Restate the data exactly as given and keep the pictures out.

--- begin RECORDS FOR THIS EXERCISE ---

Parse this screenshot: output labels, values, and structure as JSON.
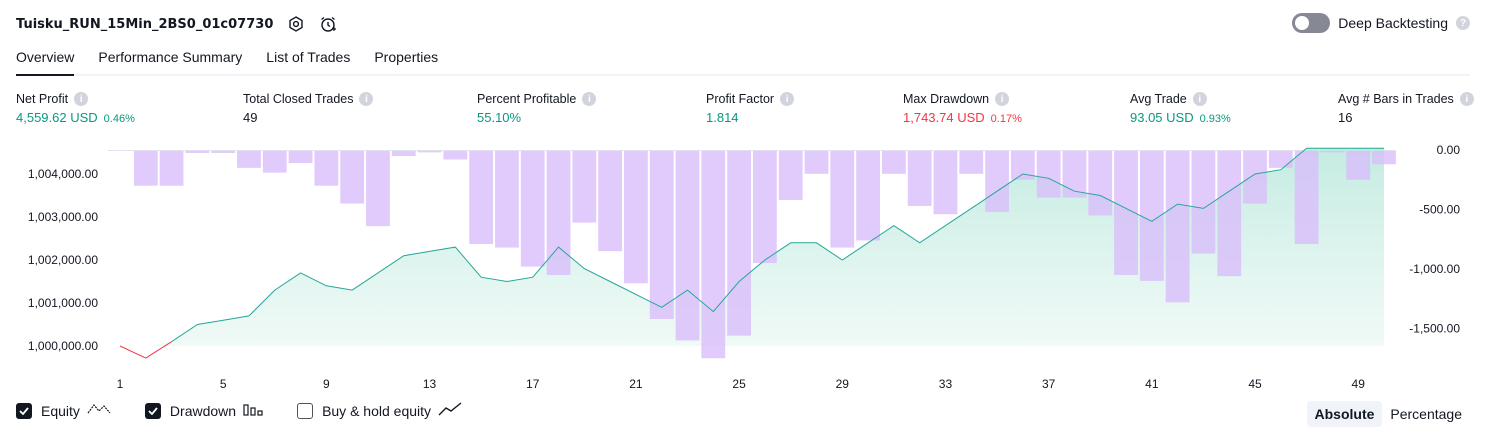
{
  "header": {
    "strategy_name": "Tuisku_RUN_15Min_2BS0_01c07730",
    "deep_backtesting_label": "Deep Backtesting"
  },
  "tabs": [
    {
      "label": "Overview",
      "active": true
    },
    {
      "label": "Performance Summary",
      "active": false
    },
    {
      "label": "List of Trades",
      "active": false
    },
    {
      "label": "Properties",
      "active": false
    }
  ],
  "metrics": [
    {
      "label": "Net Profit",
      "value": "4,559.62 USD",
      "pct": "0.46%",
      "color": "#089981"
    },
    {
      "label": "Total Closed Trades",
      "value": "49",
      "pct": "",
      "color": "#131722"
    },
    {
      "label": "Percent Profitable",
      "value": "55.10%",
      "pct": "",
      "color": "#089981"
    },
    {
      "label": "Profit Factor",
      "value": "1.814",
      "pct": "",
      "color": "#089981"
    },
    {
      "label": "Max Drawdown",
      "value": "1,743.74 USD",
      "pct": "0.17%",
      "color": "#f23645"
    },
    {
      "label": "Avg Trade",
      "value": "93.05 USD",
      "pct": "0.93%",
      "color": "#089981"
    },
    {
      "label": "Avg # Bars in Trades",
      "value": "16",
      "pct": "",
      "color": "#131722"
    }
  ],
  "legend": {
    "equity": "Equity",
    "drawdown": "Drawdown",
    "buy_hold": "Buy & hold equity"
  },
  "modes": {
    "absolute": "Absolute",
    "percentage": "Percentage"
  },
  "colors": {
    "equity_line": "#26a69a",
    "equity_negative_line": "#f23645",
    "drawdown_bar": "#d8bcfb",
    "grid_zero": "#e0e3eb"
  },
  "chart_data": {
    "type": "line",
    "x_ticks": [
      1,
      5,
      9,
      13,
      17,
      21,
      25,
      29,
      33,
      37,
      41,
      45,
      49
    ],
    "y_left_ticks": [
      "1,000,000.00",
      "1,001,000.00",
      "1,002,000.00",
      "1,003,000.00",
      "1,004,000.00"
    ],
    "y_left_tick_values": [
      1000000,
      1001000,
      1002000,
      1003000,
      1004000
    ],
    "y_left_range": [
      999700,
      1004600
    ],
    "y_right_ticks": [
      "0.00",
      "-500.00",
      "-1,000.00",
      "-1,500.00"
    ],
    "y_right_tick_values": [
      0,
      -500,
      -1000,
      -1500
    ],
    "y_right_range": [
      -1760,
      0
    ],
    "x_range": [
      1,
      50
    ],
    "series": [
      {
        "name": "Equity",
        "kind": "line",
        "x": [
          1,
          2,
          3,
          4,
          5,
          6,
          7,
          8,
          9,
          10,
          11,
          12,
          13,
          14,
          15,
          16,
          17,
          18,
          19,
          20,
          21,
          22,
          23,
          24,
          25,
          26,
          27,
          28,
          29,
          30,
          31,
          32,
          33,
          34,
          35,
          36,
          37,
          38,
          39,
          40,
          41,
          42,
          43,
          44,
          45,
          46,
          47,
          48,
          49,
          50
        ],
        "values": [
          1000000,
          999720,
          1000100,
          1000500,
          1000600,
          1000700,
          1001300,
          1001700,
          1001400,
          1001300,
          1001700,
          1002100,
          1002200,
          1002300,
          1001600,
          1001500,
          1001600,
          1002300,
          1001800,
          1001500,
          1001200,
          1000900,
          1001300,
          1000800,
          1001500,
          1002000,
          1002400,
          1002400,
          1002000,
          1002400,
          1002800,
          1002400,
          1002800,
          1003200,
          1003600,
          1004000,
          1003900,
          1003600,
          1003500,
          1003200,
          1002900,
          1003300,
          1003200,
          1003600,
          1004000,
          1004100,
          1004600,
          1004600,
          1004600,
          1004600
        ]
      },
      {
        "name": "Drawdown",
        "kind": "bar",
        "x": [
          1,
          2,
          3,
          4,
          5,
          6,
          7,
          8,
          9,
          10,
          11,
          12,
          13,
          14,
          15,
          16,
          17,
          18,
          19,
          20,
          21,
          22,
          23,
          24,
          25,
          26,
          27,
          28,
          29,
          30,
          31,
          32,
          33,
          34,
          35,
          36,
          37,
          38,
          39,
          40,
          41,
          42,
          43,
          44,
          45,
          46,
          47,
          48,
          49,
          50
        ],
        "values": [
          0,
          -300,
          -300,
          -25,
          -25,
          -150,
          -190,
          -110,
          -300,
          -450,
          -640,
          -50,
          -20,
          -80,
          -790,
          -820,
          -980,
          -1050,
          -610,
          -850,
          -1120,
          -1420,
          -1600,
          -1750,
          -1560,
          -950,
          -420,
          -200,
          -820,
          -760,
          -200,
          -470,
          -540,
          -200,
          -520,
          -250,
          -400,
          -400,
          -550,
          -1050,
          -1100,
          -1280,
          -870,
          -1060,
          -450,
          -150,
          -790,
          -20,
          -250,
          -120
        ]
      }
    ],
    "grid": false
  }
}
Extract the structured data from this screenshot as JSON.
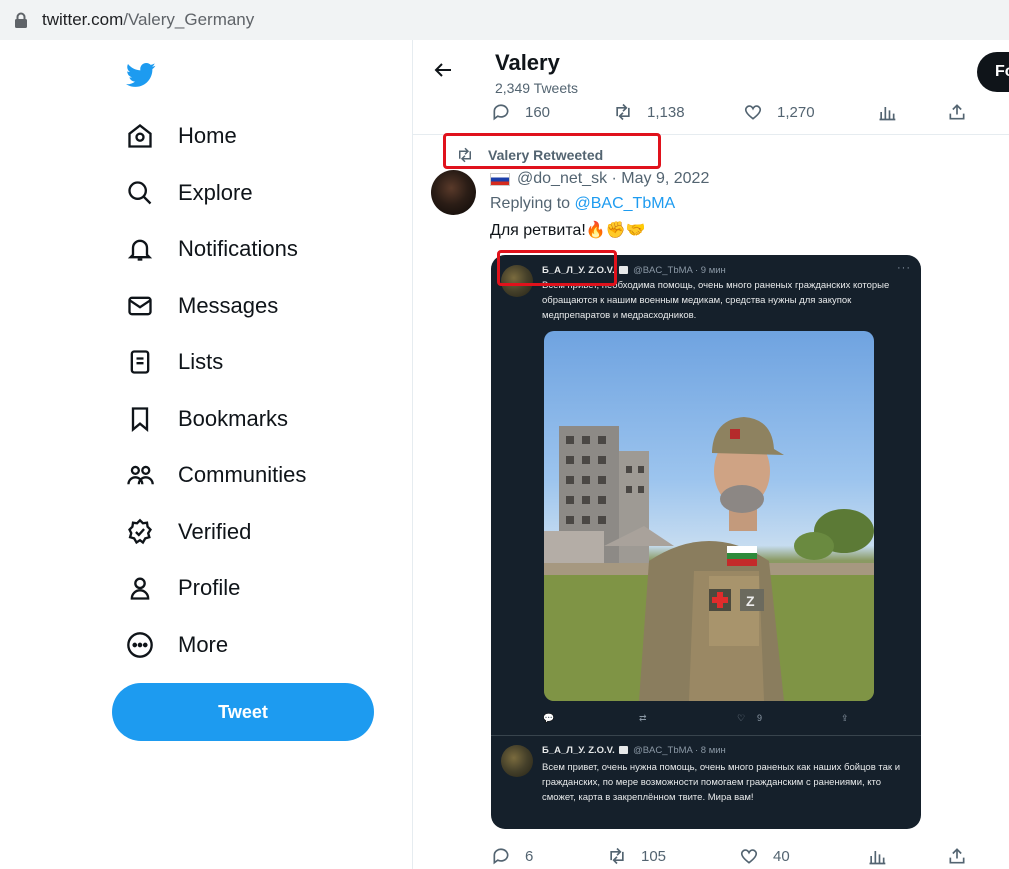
{
  "browser": {
    "url_host": "twitter.com",
    "url_path": "/Valery_Germany"
  },
  "sidebar": {
    "items": [
      {
        "label": "Home",
        "icon": "home-icon"
      },
      {
        "label": "Explore",
        "icon": "search-icon"
      },
      {
        "label": "Notifications",
        "icon": "bell-icon"
      },
      {
        "label": "Messages",
        "icon": "mail-icon"
      },
      {
        "label": "Lists",
        "icon": "list-icon"
      },
      {
        "label": "Bookmarks",
        "icon": "bookmark-icon"
      },
      {
        "label": "Communities",
        "icon": "people-icon"
      },
      {
        "label": "Verified",
        "icon": "verified-icon"
      },
      {
        "label": "Profile",
        "icon": "person-icon"
      },
      {
        "label": "More",
        "icon": "more-circle-icon"
      }
    ],
    "tweet_button": "Tweet"
  },
  "header": {
    "name": "Valery",
    "tweet_count": "2,349 Tweets",
    "follow_label": "Fo"
  },
  "prev_actions": {
    "replies": "160",
    "retweets": "1,138",
    "likes": "1,270"
  },
  "retweet": {
    "label": "Valery Retweeted",
    "author_handle": "@do_net_sk · May 9, 2022",
    "replying_prefix": "Replying to",
    "replying_handle": "@BAC_TbMA",
    "text": "Для ретвита!🔥✊🤝"
  },
  "embedded": {
    "post1": {
      "name": "Б_А_Л_У. Z.O.V.",
      "handle_time": "@BAC_TbMA · 9 мин",
      "text": "Всем привет, необходима помощь, очень много раненых гражданских которые обращаются к нашим военным медикам, средства нужны для закупок медпрепаратов и медрасходников.",
      "likes": "9"
    },
    "post2": {
      "name": "Б_А_Л_У. Z.O.V.",
      "handle_time": "@BAC_TbMA · 8 мин",
      "text": "Всем привет, очень нужна помощь, очень много раненых как наших бойцов так и гражданских, по мере возможности помогаем гражданским с ранениями, кто сможет, карта в закреплённом твите. Мира вам!"
    }
  },
  "actions": {
    "replies": "6",
    "retweets": "105",
    "likes": "40"
  },
  "colors": {
    "accent": "#1d9bf0",
    "annotation_red": "#e0121c",
    "embedded_bg": "#15202b"
  }
}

--- end RECORDS FOR THIS EXERCISE ---

### FINAL ANSWER
Parse this screenshot: output labels, values, and structure as JSON.
{
  "header": {
    "strategy_name": "Tuisku_RUN_15Min_2BS0_01c07730",
    "deep_backtesting_label": "Deep Backtesting"
  },
  "tabs": [
    {
      "label": "Overview",
      "active": true
    },
    {
      "label": "Performance Summary",
      "active": false
    },
    {
      "label": "List of Trades",
      "active": false
    },
    {
      "label": "Properties",
      "active": false
    }
  ],
  "metrics": [
    {
      "label": "Net Profit",
      "value": "4,559.62 USD",
      "pct": "0.46%",
      "color": "#089981"
    },
    {
      "label": "Total Closed Trades",
      "value": "49",
      "pct": "",
      "color": "#131722"
    },
    {
      "label": "Percent Profitable",
      "value": "55.10%",
      "pct": "",
      "color": "#089981"
    },
    {
      "label": "Profit Factor",
      "value": "1.814",
      "pct": "",
      "color": "#089981"
    },
    {
      "label": "Max Drawdown",
      "value": "1,743.74 USD",
      "pct": "0.17%",
      "color": "#f23645"
    },
    {
      "label": "Avg Trade",
      "value": "93.05 USD",
      "pct": "0.93%",
      "color": "#089981"
    },
    {
      "label": "Avg # Bars in Trades",
      "value": "16",
      "pct": "",
      "color": "#131722"
    }
  ],
  "legend": {
    "equity": "Equity",
    "drawdown": "Drawdown",
    "buy_hold": "Buy & hold equity"
  },
  "modes": {
    "absolute": "Absolute",
    "percentage": "Percentage"
  },
  "colors": {
    "equity_line": "#26a69a",
    "equity_negative_line": "#f23645",
    "drawdown_bar": "#d8bcfb",
    "grid_zero": "#e0e3eb"
  },
  "chart_data": {
    "type": "line",
    "x_ticks": [
      1,
      5,
      9,
      13,
      17,
      21,
      25,
      29,
      33,
      37,
      41,
      45,
      49
    ],
    "y_left_ticks": [
      "1,000,000.00",
      "1,001,000.00",
      "1,002,000.00",
      "1,003,000.00",
      "1,004,000.00"
    ],
    "y_left_tick_values": [
      1000000,
      1001000,
      1002000,
      1003000,
      1004000
    ],
    "y_left_range": [
      999700,
      1004600
    ],
    "y_right_ticks": [
      "0.00",
      "-500.00",
      "-1,000.00",
      "-1,500.00"
    ],
    "y_right_tick_values": [
      0,
      -500,
      -1000,
      -1500
    ],
    "y_right_range": [
      -1760,
      0
    ],
    "x_range": [
      1,
      50
    ],
    "series": [
      {
        "name": "Equity",
        "kind": "line",
        "x": [
          1,
          2,
          3,
          4,
          5,
          6,
          7,
          8,
          9,
          10,
          11,
          12,
          13,
          14,
          15,
          16,
          17,
          18,
          19,
          20,
          21,
          22,
          23,
          24,
          25,
          26,
          27,
          28,
          29,
          30,
          31,
          32,
          33,
          34,
          35,
          36,
          37,
          38,
          39,
          40,
          41,
          42,
          43,
          44,
          45,
          46,
          47,
          48,
          49,
          50
        ],
        "values": [
          1000000,
          999720,
          1000100,
          1000500,
          1000600,
          1000700,
          1001300,
          1001700,
          1001400,
          1001300,
          1001700,
          1002100,
          1002200,
          1002300,
          1001600,
          1001500,
          1001600,
          1002300,
          1001800,
          1001500,
          1001200,
          1000900,
          1001300,
          1000800,
          1001500,
          1002000,
          1002400,
          1002400,
          1002000,
          1002400,
          1002800,
          1002400,
          1002800,
          1003200,
          1003600,
          1004000,
          1003900,
          1003600,
          1003500,
          1003200,
          1002900,
          1003300,
          1003200,
          1003600,
          1004000,
          1004100,
          1004600,
          1004600,
          1004600,
          1004600
        ]
      },
      {
        "name": "Drawdown",
        "kind": "bar",
        "x": [
          1,
          2,
          3,
          4,
          5,
          6,
          7,
          8,
          9,
          10,
          11,
          12,
          13,
          14,
          15,
          16,
          17,
          18,
          19,
          20,
          21,
          22,
          23,
          24,
          25,
          26,
          27,
          28,
          29,
          30,
          31,
          32,
          33,
          34,
          35,
          36,
          37,
          38,
          39,
          40,
          41,
          42,
          43,
          44,
          45,
          46,
          47,
          48,
          49,
          50
        ],
        "values": [
          0,
          -300,
          -300,
          -25,
          -25,
          -150,
          -190,
          -110,
          -300,
          -450,
          -640,
          -50,
          -20,
          -80,
          -790,
          -820,
          -980,
          -1050,
          -610,
          -850,
          -1120,
          -1420,
          -1600,
          -1750,
          -1560,
          -950,
          -420,
          -200,
          -820,
          -760,
          -200,
          -470,
          -540,
          -200,
          -520,
          -250,
          -400,
          -400,
          -550,
          -1050,
          -1100,
          -1280,
          -870,
          -1060,
          -450,
          -150,
          -790,
          -20,
          -250,
          -120
        ]
      }
    ],
    "grid": false
  }
}
Extract the structured data from this screenshot as JSON.
{
  "browser": {
    "url_host": "twitter.com",
    "url_path": "/Valery_Germany"
  },
  "sidebar": {
    "items": [
      {
        "label": "Home",
        "icon": "home-icon"
      },
      {
        "label": "Explore",
        "icon": "search-icon"
      },
      {
        "label": "Notifications",
        "icon": "bell-icon"
      },
      {
        "label": "Messages",
        "icon": "mail-icon"
      },
      {
        "label": "Lists",
        "icon": "list-icon"
      },
      {
        "label": "Bookmarks",
        "icon": "bookmark-icon"
      },
      {
        "label": "Communities",
        "icon": "people-icon"
      },
      {
        "label": "Verified",
        "icon": "verified-icon"
      },
      {
        "label": "Profile",
        "icon": "person-icon"
      },
      {
        "label": "More",
        "icon": "more-circle-icon"
      }
    ],
    "tweet_button": "Tweet"
  },
  "header": {
    "name": "Valery",
    "tweet_count": "2,349 Tweets",
    "follow_label": "Fo"
  },
  "prev_actions": {
    "replies": "160",
    "retweets": "1,138",
    "likes": "1,270"
  },
  "retweet": {
    "label": "Valery Retweeted",
    "author_handle": "@do_net_sk · May 9, 2022",
    "replying_prefix": "Replying to",
    "replying_handle": "@BAC_TbMA",
    "text": "Для ретвита!🔥✊🤝"
  },
  "embedded": {
    "post1": {
      "name": "Б_А_Л_У. Z.O.V.",
      "handle_time": "@BAC_TbMA · 9 мин",
      "text": "Всем привет, необходима помощь, очень много раненых гражданских которые обращаются к нашим военным медикам, средства нужны для закупок медпрепаратов и медрасходников.",
      "likes": "9"
    },
    "post2": {
      "name": "Б_А_Л_У. Z.O.V.",
      "handle_time": "@BAC_TbMA · 8 мин",
      "text": "Всем привет, очень нужна помощь, очень много раненых как наших бойцов так и гражданских, по мере возможности помогаем гражданским с ранениями, кто сможет, карта в закреплённом твите. Мира вам!"
    }
  },
  "actions": {
    "replies": "6",
    "retweets": "105",
    "likes": "40"
  },
  "colors": {
    "accent": "#1d9bf0",
    "annotation_red": "#e0121c",
    "embedded_bg": "#15202b"
  }
}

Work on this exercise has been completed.